_Exercise input_:
---

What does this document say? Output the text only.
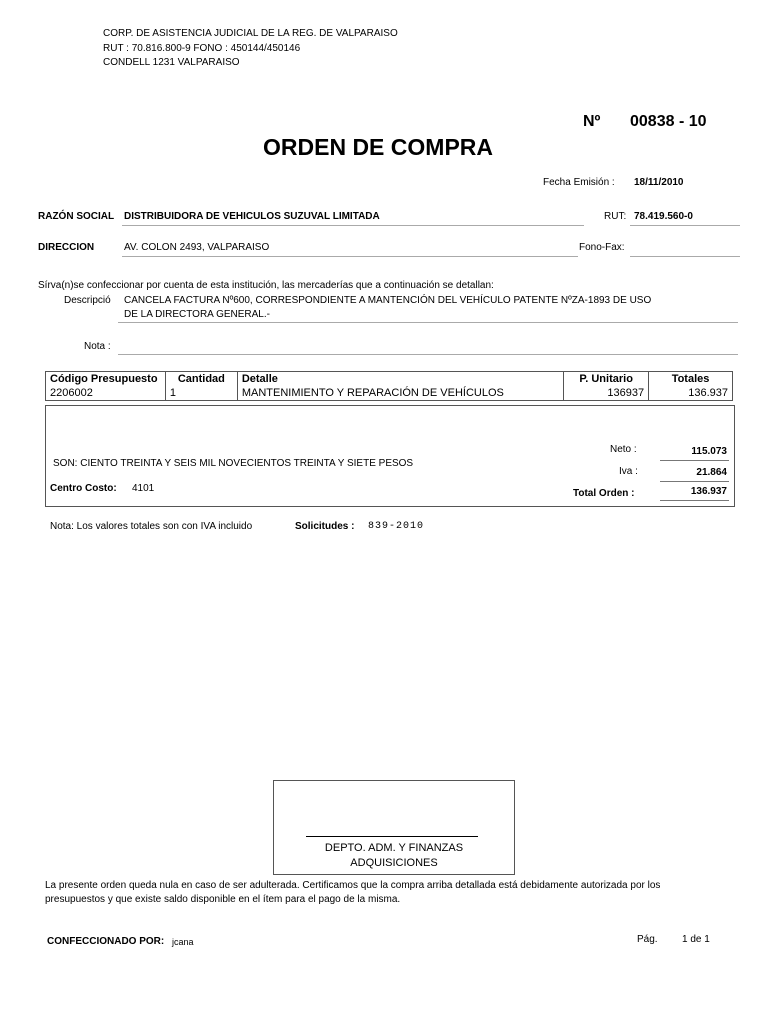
CORP. DE ASISTENCIA JUDICIAL DE LA REG. DE VALPARAISO
RUT : 70.816.800-9 FONO : 450144/450146
CONDELL 1231 VALPARAISO
Nº 00838 - 10
ORDEN DE COMPRA
Fecha Emisión : 18/11/2010
RAZÓN SOCIAL DISTRIBUIDORA DE VEHICULOS SUZUVAL LIMITADA	RUT: 78.419.560-0
DIRECCION	AV. COLON 2493, VALPARAISO	Fono-Fax:
Sírva(n)se confeccionar por cuenta de esta institución, las mercaderías que a continuación se detallan:
Descripció CANCELA FACTURA Nº600, CORRESPONDIENTE A MANTENCIÓN DEL VEHÍCULO PATENTE NºZA-1893 DE USO
DE LA DIRECTORA GENERAL.-
Nota :
Código Presupuesto	Cantidad	Detalle	P. Unitario	Totales
2206002	1	MANTENIMIENTO Y REPARACIÓN DE VEHÍCULOS	136937	136.937
SON: CIENTO TREINTA Y SEIS MIL NOVECIENTOS TREINTA Y SIETE PESOS
Centro Costo: 4101
Neto :	115.073
Iva :	21.864
Total Orden :	136.937
Nota: Los valores totales son con IVA incluido	Solicitudes : 839-2010
DEPTO. ADM. Y FINANZAS
ADQUISICIONES
La presente orden queda nula en caso de ser adulterada. Certificamos que la compra arriba detallada está debidamente autorizada por los
presupuestos y que existe saldo disponible en el ítem para el pago de la misma.
CONFECCIONADO POR: jcana	Pág. 1 de 1
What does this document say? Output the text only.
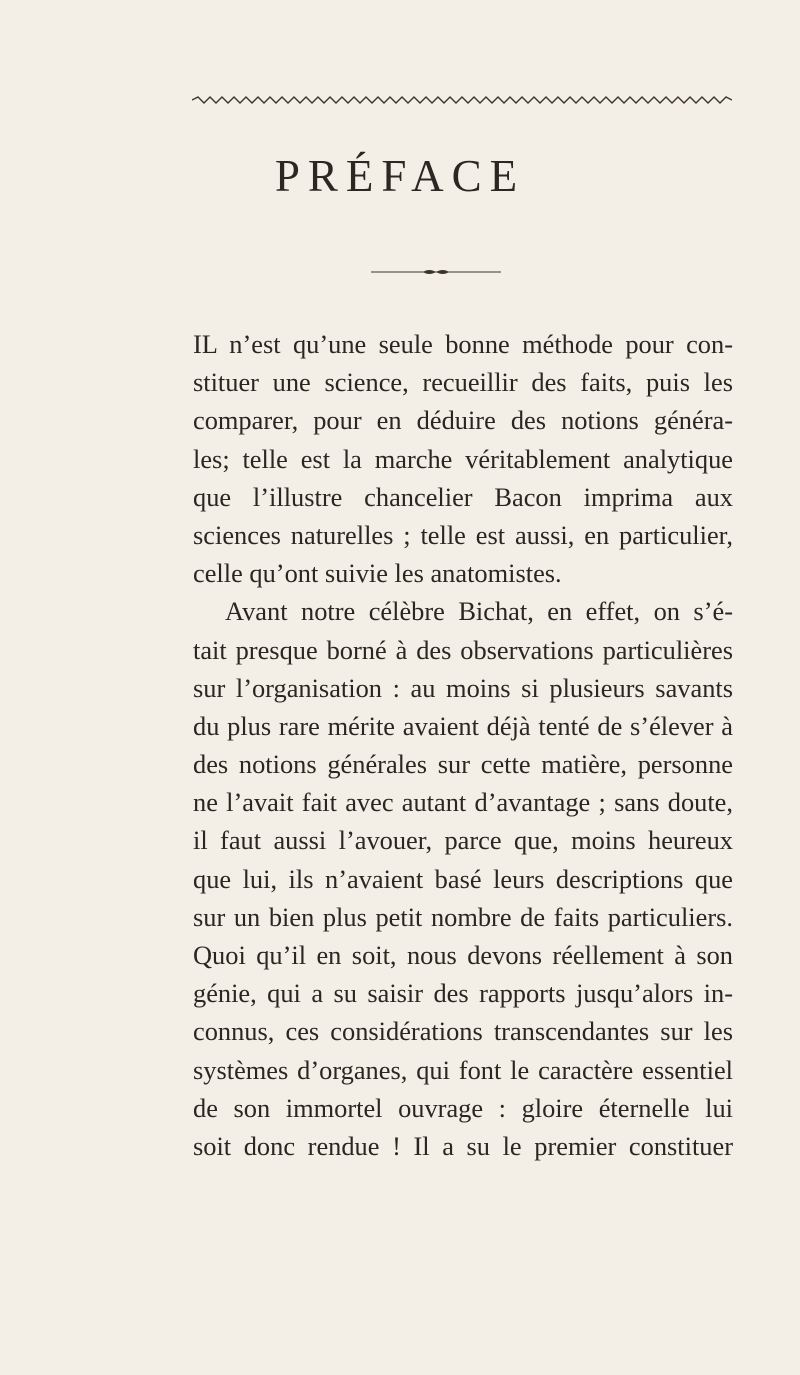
PRÉFACE
IL n’est qu’une seule bonne méthode pour con-
stituer une science, recueillir des faits, puis les
comparer, pour en déduire des notions généra-
les; telle est la marche véritablement analytique
que l’illustre chancelier Bacon imprima aux
sciences naturelles ; telle est aussi, en particulier,
celle qu’ont suivie les anatomistes.
Avant notre célèbre Bichat, en effet, on s’é-
tait presque borné à des observations particulières
sur l’organisation : au moins si plusieurs savants
du plus rare mérite avaient déjà tenté de s’élever à
des notions générales sur cette matière, personne
ne l’avait fait avec autant d’avantage ; sans doute,
il faut aussi l’avouer, parce que, moins heureux
que lui, ils n’avaient basé leurs descriptions que
sur un bien plus petit nombre de faits particuliers.
Quoi qu’il en soit, nous devons réellement à son
génie, qui a su saisir des rapports jusqu’alors in-
connus, ces considérations transcendantes sur les
systèmes d’organes, qui font le caractère essentiel
de son immortel ouvrage : gloire éternelle lui
soit donc rendue ! Il a su le premier constituer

---

Leave out the pictures and transcribe the entries above exactly.

What does this document say? Output the text only.
CORP. DE ASISTENCIA JUDICIAL DE LA REG. DE VALPARAISO
RUT : 70.816.800-9 FONO : 450144/450146
CONDELL 1231 VALPARAISO
Nº 00838 - 10
ORDEN DE COMPRA
Fecha Emisión : 18/11/2010
RAZÓN SOCIAL DISTRIBUIDORA DE VEHICULOS SUZUVAL LIMITADA	RUT: 78.419.560-0
DIRECCION	AV. COLON 2493, VALPARAISO	Fono-Fax:
Sírva(n)se confeccionar por cuenta de esta institución, las mercaderías que a continuación se detallan:
Descripció CANCELA FACTURA Nº600, CORRESPONDIENTE A MANTENCIÓN DEL VEHÍCULO PATENTE NºZA-1893 DE USO
DE LA DIRECTORA GENERAL.-
Nota :
Código Presupuesto	Cantidad	Detalle	P. Unitario	Totales
2206002	1	MANTENIMIENTO Y REPARACIÓN DE VEHÍCULOS	136937	136.937
SON: CIENTO TREINTA Y SEIS MIL NOVECIENTOS TREINTA Y SIETE PESOS
Centro Costo: 4101
Neto :	115.073
Iva :	21.864
Total Orden :	136.937
Nota: Los valores totales son con IVA incluido	Solicitudes : 839-2010
DEPTO. ADM. Y FINANZAS
ADQUISICIONES
La presente orden queda nula en caso de ser adulterada. Certificamos que la compra arriba detallada está debidamente autorizada por los
presupuestos y que existe saldo disponible en el ítem para el pago de la misma.
CONFECCIONADO POR: jcana	Pág. 1 de 1
What does this document say? Output the text only.
PRÉFACE
IL n’est qu’une seule bonne méthode pour con-
stituer une science, recueillir des faits, puis les
comparer, pour en déduire des notions généra-
les; telle est la marche véritablement analytique
que l’illustre chancelier Bacon imprima aux
sciences naturelles ; telle est aussi, en particulier,
celle qu’ont suivie les anatomistes.
Avant notre célèbre Bichat, en effet, on s’é-
tait presque borné à des observations particulières
sur l’organisation : au moins si plusieurs savants
du plus rare mérite avaient déjà tenté de s’élever à
des notions générales sur cette matière, personne
ne l’avait fait avec autant d’avantage ; sans doute,
il faut aussi l’avouer, parce que, moins heureux
que lui, ils n’avaient basé leurs descriptions que
sur un bien plus petit nombre de faits particuliers.
Quoi qu’il en soit, nous devons réellement à son
génie, qui a su saisir des rapports jusqu’alors in-
connus, ces considérations transcendantes sur les
systèmes d’organes, qui font le caractère essentiel
de son immortel ouvrage : gloire éternelle lui
soit donc rendue ! Il a su le premier constituer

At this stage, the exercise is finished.